• **Prompt**: Count every line of these entries that holds the word "provido", and reply with the number only.

++++ Exercise materials ++++

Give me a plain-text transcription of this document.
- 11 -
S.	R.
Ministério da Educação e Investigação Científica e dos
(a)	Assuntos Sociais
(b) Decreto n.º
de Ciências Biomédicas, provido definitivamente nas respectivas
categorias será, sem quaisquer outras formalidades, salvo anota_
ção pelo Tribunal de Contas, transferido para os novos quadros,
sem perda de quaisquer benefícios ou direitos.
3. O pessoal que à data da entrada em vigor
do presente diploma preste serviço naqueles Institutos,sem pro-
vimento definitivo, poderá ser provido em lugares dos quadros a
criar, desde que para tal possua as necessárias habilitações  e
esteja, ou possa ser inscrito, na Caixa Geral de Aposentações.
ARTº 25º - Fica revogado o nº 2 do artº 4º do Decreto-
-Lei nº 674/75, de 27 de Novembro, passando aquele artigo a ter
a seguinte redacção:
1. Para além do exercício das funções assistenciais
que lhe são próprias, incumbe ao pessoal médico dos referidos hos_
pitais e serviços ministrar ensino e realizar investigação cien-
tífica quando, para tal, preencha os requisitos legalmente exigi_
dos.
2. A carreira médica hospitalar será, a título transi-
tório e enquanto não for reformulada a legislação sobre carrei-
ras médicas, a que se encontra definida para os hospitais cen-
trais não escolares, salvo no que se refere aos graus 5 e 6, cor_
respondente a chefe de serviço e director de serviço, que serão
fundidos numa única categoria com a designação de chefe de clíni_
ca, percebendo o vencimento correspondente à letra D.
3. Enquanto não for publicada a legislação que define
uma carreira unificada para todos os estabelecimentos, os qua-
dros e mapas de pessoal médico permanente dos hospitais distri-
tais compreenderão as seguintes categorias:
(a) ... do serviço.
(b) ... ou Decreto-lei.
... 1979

++++

• **Response**: 2